● **Exercise brief**: Seek out every line containing the word "info", and copy each.

"""

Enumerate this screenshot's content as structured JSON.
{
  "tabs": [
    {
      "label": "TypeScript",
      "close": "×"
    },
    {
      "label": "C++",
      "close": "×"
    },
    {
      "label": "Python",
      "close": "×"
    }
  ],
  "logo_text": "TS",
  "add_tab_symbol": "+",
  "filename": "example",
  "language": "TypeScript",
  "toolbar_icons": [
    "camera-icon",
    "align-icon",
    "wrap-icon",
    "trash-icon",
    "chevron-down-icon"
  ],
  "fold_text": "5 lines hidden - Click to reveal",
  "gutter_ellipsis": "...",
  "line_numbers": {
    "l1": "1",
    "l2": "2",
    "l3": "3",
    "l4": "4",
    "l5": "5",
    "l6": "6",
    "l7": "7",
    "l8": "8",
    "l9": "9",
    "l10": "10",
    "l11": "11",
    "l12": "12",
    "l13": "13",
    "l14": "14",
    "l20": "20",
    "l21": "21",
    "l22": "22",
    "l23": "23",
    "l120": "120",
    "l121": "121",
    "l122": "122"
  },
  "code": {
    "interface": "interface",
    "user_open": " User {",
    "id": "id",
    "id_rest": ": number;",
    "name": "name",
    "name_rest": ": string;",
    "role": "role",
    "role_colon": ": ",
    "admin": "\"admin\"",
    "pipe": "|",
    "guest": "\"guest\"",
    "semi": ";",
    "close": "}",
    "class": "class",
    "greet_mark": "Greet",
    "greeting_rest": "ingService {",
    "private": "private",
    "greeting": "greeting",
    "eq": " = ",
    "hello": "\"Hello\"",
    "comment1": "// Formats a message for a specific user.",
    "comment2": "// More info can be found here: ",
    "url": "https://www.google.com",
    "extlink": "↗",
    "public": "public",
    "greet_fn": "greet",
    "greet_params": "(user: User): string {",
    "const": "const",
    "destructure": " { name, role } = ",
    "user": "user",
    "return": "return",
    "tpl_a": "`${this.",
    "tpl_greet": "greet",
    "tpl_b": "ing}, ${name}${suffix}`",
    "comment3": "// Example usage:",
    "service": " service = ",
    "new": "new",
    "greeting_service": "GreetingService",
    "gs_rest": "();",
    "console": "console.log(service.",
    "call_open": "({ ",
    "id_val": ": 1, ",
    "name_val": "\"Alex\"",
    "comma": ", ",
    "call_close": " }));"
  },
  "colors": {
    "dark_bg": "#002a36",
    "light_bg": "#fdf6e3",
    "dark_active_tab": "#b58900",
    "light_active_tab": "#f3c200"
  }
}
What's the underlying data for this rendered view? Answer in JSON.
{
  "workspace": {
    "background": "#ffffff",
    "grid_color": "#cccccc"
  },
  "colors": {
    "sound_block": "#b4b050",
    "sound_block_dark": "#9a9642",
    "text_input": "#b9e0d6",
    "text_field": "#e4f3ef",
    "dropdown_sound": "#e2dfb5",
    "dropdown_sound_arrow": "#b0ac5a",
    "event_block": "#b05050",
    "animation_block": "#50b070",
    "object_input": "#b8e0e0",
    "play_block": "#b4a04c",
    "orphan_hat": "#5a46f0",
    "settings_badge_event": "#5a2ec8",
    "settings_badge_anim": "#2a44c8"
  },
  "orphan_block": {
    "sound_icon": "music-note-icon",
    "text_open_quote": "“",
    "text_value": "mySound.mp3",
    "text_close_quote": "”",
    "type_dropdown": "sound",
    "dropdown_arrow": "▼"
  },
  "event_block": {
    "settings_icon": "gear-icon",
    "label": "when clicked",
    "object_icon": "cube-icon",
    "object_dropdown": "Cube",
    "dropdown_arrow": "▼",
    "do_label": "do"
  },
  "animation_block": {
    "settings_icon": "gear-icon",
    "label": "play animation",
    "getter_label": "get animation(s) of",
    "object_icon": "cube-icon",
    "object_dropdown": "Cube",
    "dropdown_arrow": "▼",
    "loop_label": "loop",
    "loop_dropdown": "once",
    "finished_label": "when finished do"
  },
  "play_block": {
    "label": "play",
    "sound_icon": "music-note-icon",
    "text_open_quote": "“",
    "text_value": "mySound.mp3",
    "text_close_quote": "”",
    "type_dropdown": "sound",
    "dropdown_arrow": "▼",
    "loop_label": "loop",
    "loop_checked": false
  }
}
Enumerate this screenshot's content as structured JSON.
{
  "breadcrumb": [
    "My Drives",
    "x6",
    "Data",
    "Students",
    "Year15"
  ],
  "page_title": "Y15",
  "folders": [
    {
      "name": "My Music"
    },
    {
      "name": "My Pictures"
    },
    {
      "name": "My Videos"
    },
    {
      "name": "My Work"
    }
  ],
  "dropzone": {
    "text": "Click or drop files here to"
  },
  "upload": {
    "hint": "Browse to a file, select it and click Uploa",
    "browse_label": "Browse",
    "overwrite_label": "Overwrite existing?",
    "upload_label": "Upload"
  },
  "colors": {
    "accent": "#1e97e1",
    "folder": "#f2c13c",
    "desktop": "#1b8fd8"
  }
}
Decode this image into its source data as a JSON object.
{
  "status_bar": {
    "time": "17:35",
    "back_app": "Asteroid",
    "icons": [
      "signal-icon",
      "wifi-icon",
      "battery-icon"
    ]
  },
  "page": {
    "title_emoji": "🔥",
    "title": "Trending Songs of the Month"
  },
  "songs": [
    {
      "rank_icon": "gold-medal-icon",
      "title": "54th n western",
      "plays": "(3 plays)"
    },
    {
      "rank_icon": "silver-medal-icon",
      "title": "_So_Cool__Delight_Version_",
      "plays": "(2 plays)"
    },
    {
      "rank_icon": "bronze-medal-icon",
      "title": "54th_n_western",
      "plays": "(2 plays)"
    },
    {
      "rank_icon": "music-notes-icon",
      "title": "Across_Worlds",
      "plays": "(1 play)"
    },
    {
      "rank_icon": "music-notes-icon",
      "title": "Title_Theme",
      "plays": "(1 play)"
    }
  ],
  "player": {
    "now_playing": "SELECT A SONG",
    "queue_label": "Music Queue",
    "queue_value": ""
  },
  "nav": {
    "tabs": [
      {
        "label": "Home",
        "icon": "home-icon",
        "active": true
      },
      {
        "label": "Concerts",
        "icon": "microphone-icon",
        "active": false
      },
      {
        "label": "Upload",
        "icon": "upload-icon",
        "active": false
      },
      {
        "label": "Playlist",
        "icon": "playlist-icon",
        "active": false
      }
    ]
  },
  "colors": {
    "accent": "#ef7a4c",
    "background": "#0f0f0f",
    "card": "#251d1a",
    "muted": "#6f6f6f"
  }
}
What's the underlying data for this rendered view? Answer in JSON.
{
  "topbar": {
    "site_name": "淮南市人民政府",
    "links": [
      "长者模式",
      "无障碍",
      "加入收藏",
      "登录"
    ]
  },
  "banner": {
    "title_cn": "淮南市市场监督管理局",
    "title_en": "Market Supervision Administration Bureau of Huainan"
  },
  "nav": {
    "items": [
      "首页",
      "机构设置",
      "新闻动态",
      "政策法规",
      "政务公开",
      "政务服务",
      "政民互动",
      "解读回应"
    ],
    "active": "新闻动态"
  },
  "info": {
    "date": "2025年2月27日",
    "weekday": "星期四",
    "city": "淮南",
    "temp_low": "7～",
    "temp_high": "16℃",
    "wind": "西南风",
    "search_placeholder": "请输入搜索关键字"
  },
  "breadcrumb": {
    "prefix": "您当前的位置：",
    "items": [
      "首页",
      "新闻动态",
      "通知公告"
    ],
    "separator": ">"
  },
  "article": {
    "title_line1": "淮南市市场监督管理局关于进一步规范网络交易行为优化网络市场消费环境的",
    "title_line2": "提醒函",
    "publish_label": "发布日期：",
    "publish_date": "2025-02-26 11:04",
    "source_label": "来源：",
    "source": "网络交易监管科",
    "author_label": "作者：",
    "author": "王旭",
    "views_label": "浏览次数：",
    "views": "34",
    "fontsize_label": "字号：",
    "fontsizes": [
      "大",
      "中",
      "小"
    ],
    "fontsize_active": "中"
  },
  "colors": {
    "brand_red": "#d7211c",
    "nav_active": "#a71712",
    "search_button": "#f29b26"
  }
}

"""

● **Result of the task**:
    "comment2": "// More info can be found here: ",
  "info": {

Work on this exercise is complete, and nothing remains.